Given instruction:
In the records below, find each line with the word "Lostbelt" and copy it.

***** Dataset extract

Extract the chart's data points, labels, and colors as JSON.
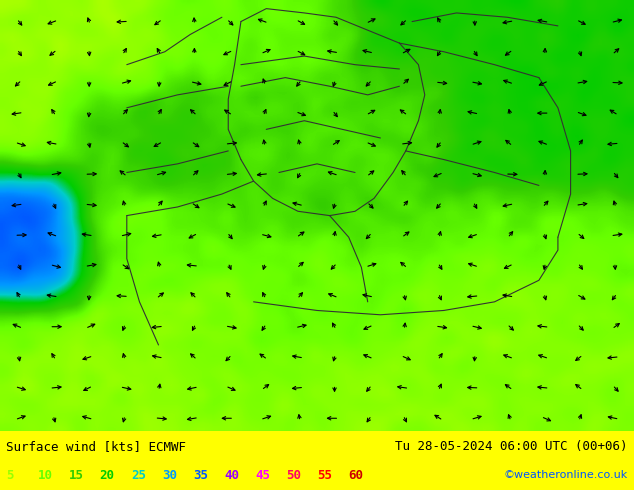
{
  "title_left": "Surface wind [kts] ECMWF",
  "title_right": "Tu 28-05-2024 06:00 UTC (00+06)",
  "credit": "©weatheronline.co.uk",
  "legend_values": [
    5,
    10,
    15,
    20,
    25,
    30,
    35,
    40,
    45,
    50,
    55,
    60
  ],
  "legend_colors": [
    "#99ff00",
    "#66ff00",
    "#33cc00",
    "#00cc00",
    "#00cccc",
    "#0099ff",
    "#0055ff",
    "#9900ff",
    "#ff00ff",
    "#ff0066",
    "#ff0000",
    "#cc0000"
  ],
  "colorscale_bounds": [
    0,
    5,
    10,
    15,
    20,
    25,
    30,
    35,
    40,
    45,
    50,
    55,
    60
  ],
  "colorscale_colors": [
    "#ffff00",
    "#ccff00",
    "#99ff00",
    "#66ff00",
    "#33cc00",
    "#00cc00",
    "#00cccc",
    "#0099ff",
    "#0055ff",
    "#9900ff",
    "#ff00ff",
    "#ff0066",
    "#ff0000"
  ],
  "bg_color": "#ffff00",
  "map_bg": "#ffffff",
  "figsize": [
    6.34,
    4.9
  ],
  "dpi": 100
}
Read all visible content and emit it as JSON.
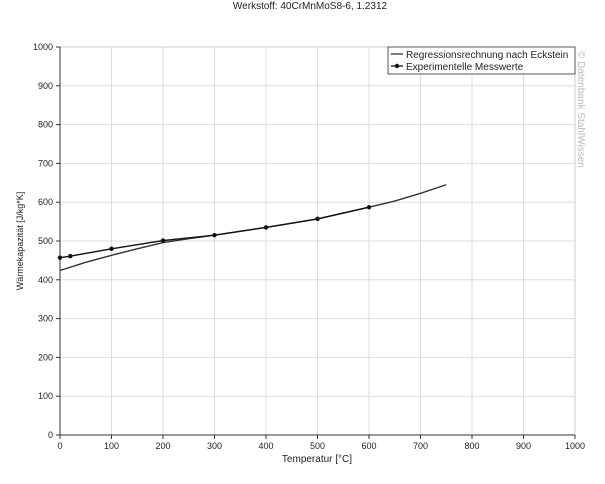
{
  "chart_data": {
    "type": "line",
    "title": "Werkstoff: 40CrMnMoS8-6, 1.2312",
    "xlabel": "Temperatur [°C]",
    "ylabel": "Wärmekapazität [J/kg*K]",
    "xlim": [
      0,
      1000
    ],
    "ylim": [
      0,
      1000
    ],
    "xticks": [
      0,
      100,
      200,
      300,
      400,
      500,
      600,
      700,
      800,
      900,
      1000
    ],
    "yticks": [
      0,
      100,
      200,
      300,
      400,
      500,
      600,
      700,
      800,
      900,
      1000
    ],
    "grid": true,
    "legend_placement": "top-right",
    "watermark": "© Datenbank StahlWissen",
    "series": [
      {
        "name": "Regressionsrechnung nach Eckstein",
        "marker": false,
        "color": "#333333",
        "x": [
          0,
          50,
          100,
          150,
          200,
          250,
          300,
          400,
          500,
          600,
          650,
          700,
          750
        ],
        "y": [
          424,
          445,
          463,
          480,
          496,
          506,
          515,
          535,
          557,
          587,
          603,
          623,
          645
        ]
      },
      {
        "name": "Experimentelle Messwerte",
        "marker": true,
        "color": "#111111",
        "x": [
          0,
          20,
          100,
          200,
          300,
          400,
          500,
          600
        ],
        "y": [
          457,
          461,
          480,
          501,
          515,
          535,
          557,
          587
        ]
      }
    ]
  }
}
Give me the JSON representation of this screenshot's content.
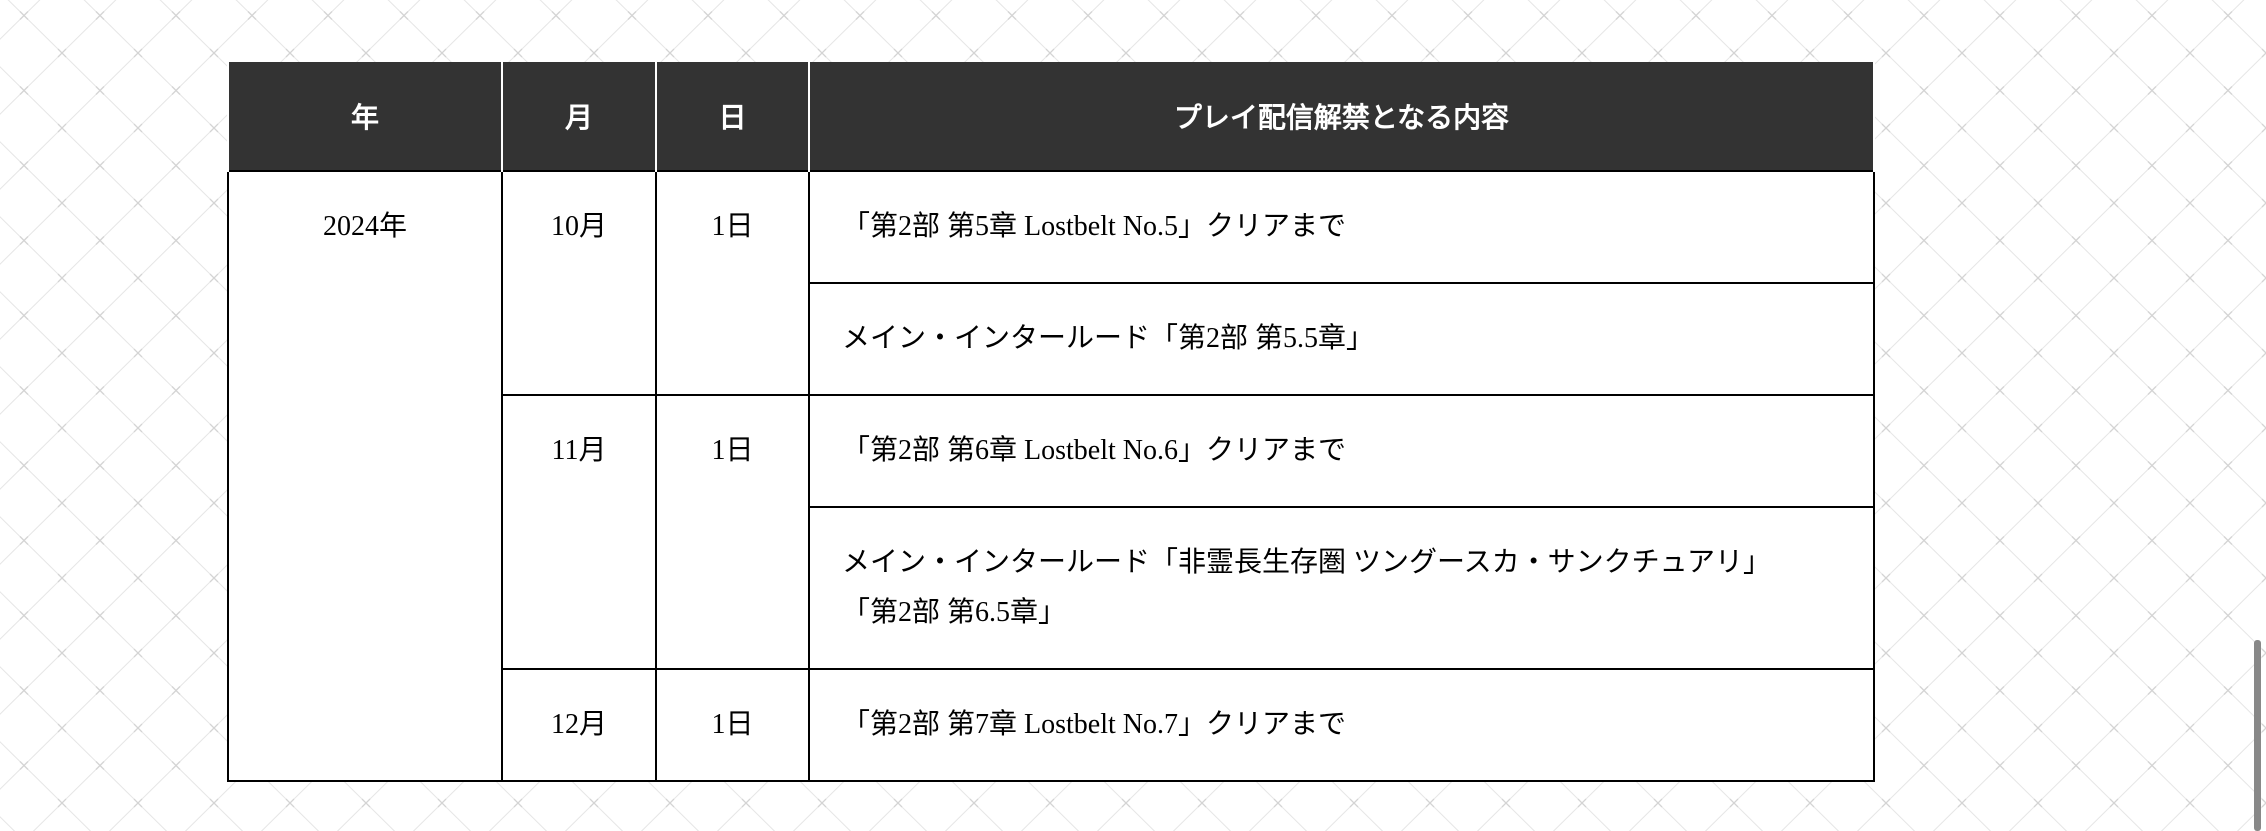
{
  "header": {
    "year": "年",
    "month": "月",
    "day": "日",
    "content": "プレイ配信解禁となる内容"
  },
  "rows": {
    "year": "2024年",
    "groups": [
      {
        "month": "10月",
        "day": "1日",
        "items": [
          "「第2部 第5章 Lostbelt No.5」クリアまで",
          "メイン・インタールード「第2部 第5.5章」"
        ]
      },
      {
        "month": "11月",
        "day": "1日",
        "items": [
          "「第2部 第6章 Lostbelt No.6」クリアまで",
          "メイン・インタールード「非霊長生存圏 ツングースカ・サンクチュアリ」",
          "「第2部 第6.5章」"
        ]
      },
      {
        "month": "12月",
        "day": "1日",
        "items": [
          "「第2部 第7章 Lostbelt No.7」クリアまで"
        ]
      }
    ]
  }
}
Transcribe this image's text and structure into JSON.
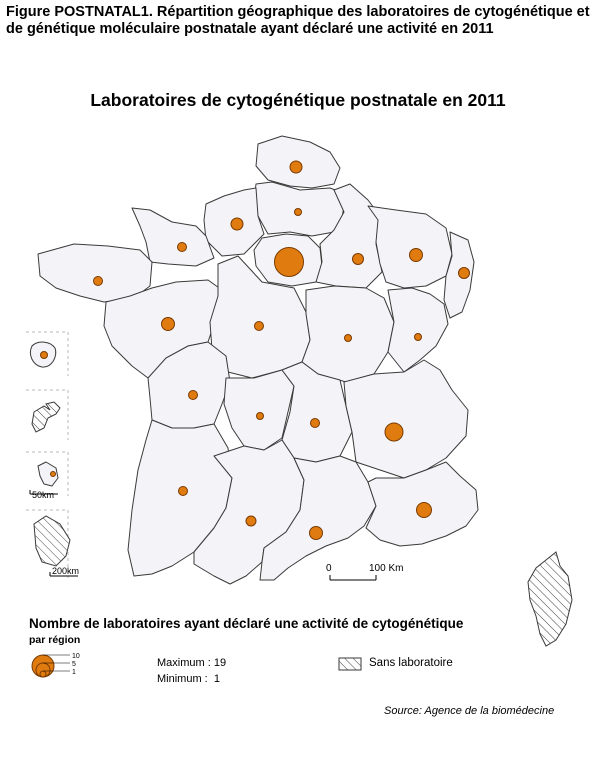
{
  "caption": "Figure POSTNATAL1. Répartition géographique des laboratoires de cytogénétique et de génétique moléculaire postnatale ayant déclaré une activité en 2011",
  "map_title": "Laboratoires de cytogénétique postnatale en 2011",
  "legend": {
    "title": "Nombre de laboratoires ayant déclaré une activité de cytogénétique",
    "subtitle": "par région",
    "bubble_labels": [
      "10",
      "5",
      "1"
    ],
    "maximum_label": "Maximum : 19",
    "minimum_label": "Minimum :  1",
    "sans_label": "Sans laboratoire"
  },
  "scale": {
    "zero": "0",
    "hundred": "100 Km",
    "inset_50": "50km",
    "inset_200": "200km"
  },
  "source": "Source: Agence de la biomédecine",
  "colors": {
    "bubble_fill": "#e07b10",
    "region_fill": "#f4f4f8"
  }
}
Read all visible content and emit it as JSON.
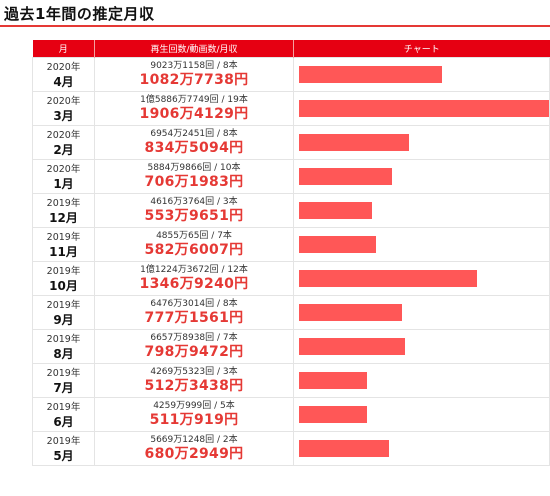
{
  "page_title": "過去1年間の推定月収",
  "table": {
    "headers": {
      "month": "月",
      "stats": "再生回数/動画数/月収",
      "chart": "チャート"
    },
    "rows": [
      {
        "year": "2020年",
        "month": "4月",
        "stats": "9023万1158回 / 8本",
        "income": "1082万7738円",
        "income_yen": 10827738
      },
      {
        "year": "2020年",
        "month": "3月",
        "stats": "1億5886万7749回 / 19本",
        "income": "1906万4129円",
        "income_yen": 19064129
      },
      {
        "year": "2020年",
        "month": "2月",
        "stats": "6954万2451回 / 8本",
        "income": "834万5094円",
        "income_yen": 8345094
      },
      {
        "year": "2020年",
        "month": "1月",
        "stats": "5884万9866回 / 10本",
        "income": "706万1983円",
        "income_yen": 7061983
      },
      {
        "year": "2019年",
        "month": "12月",
        "stats": "4616万3764回 / 3本",
        "income": "553万9651円",
        "income_yen": 5539651
      },
      {
        "year": "2019年",
        "month": "11月",
        "stats": "4855万65回 / 7本",
        "income": "582万6007円",
        "income_yen": 5826007
      },
      {
        "year": "2019年",
        "month": "10月",
        "stats": "1億1224万3672回 / 12本",
        "income": "1346万9240円",
        "income_yen": 13469240
      },
      {
        "year": "2019年",
        "month": "9月",
        "stats": "6476万3014回 / 8本",
        "income": "777万1561円",
        "income_yen": 7771561
      },
      {
        "year": "2019年",
        "month": "8月",
        "stats": "6657万8938回 / 7本",
        "income": "798万9472円",
        "income_yen": 7989472
      },
      {
        "year": "2019年",
        "month": "7月",
        "stats": "4269万5323回 / 3本",
        "income": "512万3438円",
        "income_yen": 5123438
      },
      {
        "year": "2019年",
        "month": "6月",
        "stats": "4259万999回 / 5本",
        "income": "511万919円",
        "income_yen": 5110919
      },
      {
        "year": "2019年",
        "month": "5月",
        "stats": "5669万1248回 / 2本",
        "income": "680万2949円",
        "income_yen": 6802949
      }
    ]
  },
  "colors": {
    "accent": "#e60012",
    "bar": "#ff5757",
    "income_text": "#e53935"
  }
}
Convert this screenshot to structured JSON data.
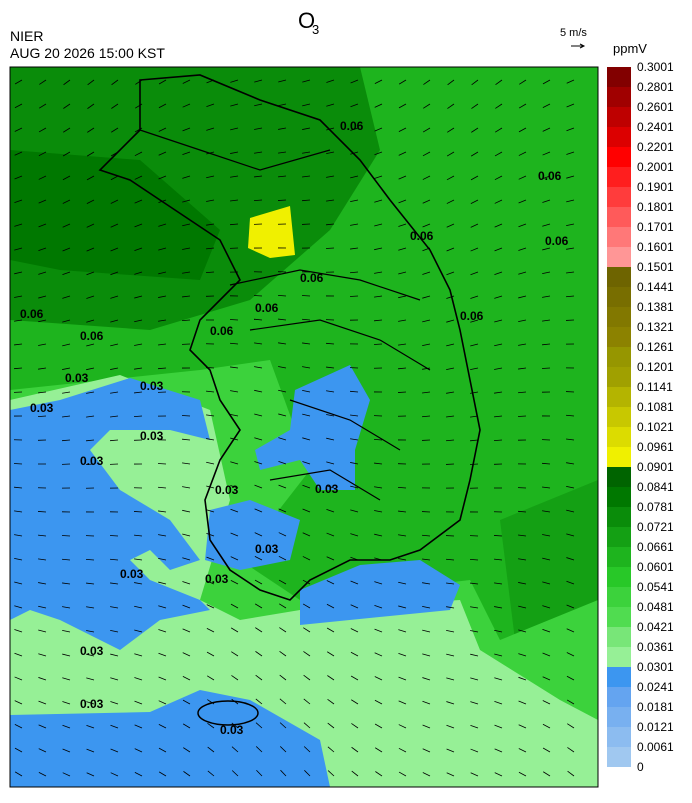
{
  "header": {
    "title": "O",
    "title_sub": "3",
    "agency": "NIER",
    "datetime": "AUG 20 2026 15:00 KST",
    "wind_scale": "5 m/s"
  },
  "colorbar": {
    "unit": "ppmV",
    "labels": [
      "0",
      "0.0061",
      "0.0121",
      "0.0181",
      "0.0241",
      "0.0301",
      "0.0361",
      "0.0421",
      "0.0481",
      "0.0541",
      "0.0601",
      "0.0661",
      "0.0721",
      "0.0781",
      "0.0841",
      "0.0901",
      "0.0961",
      "0.1021",
      "0.1081",
      "0.1141",
      "0.1201",
      "0.1261",
      "0.1321",
      "0.1381",
      "0.1441",
      "0.1501",
      "0.1601",
      "0.1701",
      "0.1801",
      "0.1901",
      "0.2001",
      "0.2201",
      "0.2401",
      "0.2601",
      "0.2801",
      "0.3001"
    ],
    "colors": [
      "#a0c8f0",
      "#8cbcf0",
      "#78b0f0",
      "#64a4f0",
      "#3c96f0",
      "#96f096",
      "#78e678",
      "#50dc50",
      "#3cd23c",
      "#28c828",
      "#1eb41e",
      "#14a014",
      "#0a8c0a",
      "#007800",
      "#006400",
      "#f0f000",
      "#dcdc00",
      "#c8c800",
      "#b4b400",
      "#a0a000",
      "#969600",
      "#8c8200",
      "#827800",
      "#786e00",
      "#6e6400",
      "#ff9696",
      "#ff7878",
      "#ff5a5a",
      "#ff3c3c",
      "#ff1e1e",
      "#ff0000",
      "#dc0000",
      "#be0000",
      "#a00000",
      "#820000"
    ]
  },
  "contour_labels": [
    "0.06",
    "0.06",
    "0.06",
    "0.06",
    "0.06",
    "0.06",
    "0.06",
    "0.06",
    "0.06",
    "0.06",
    "0.03",
    "0.03",
    "0.03",
    "0.03",
    "0.03",
    "0.03",
    "0.03",
    "0.03",
    "0.03",
    "0.03",
    "0.03",
    "0.03",
    "0.03"
  ]
}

**********

Task result:
          "「第2部 第5章 Lostbelt No.5」クリアまで",
          "「第2部 第6章 Lostbelt No.6」クリアまで",
          "「第2部 第7章 Lostbelt No.7」クリアまで"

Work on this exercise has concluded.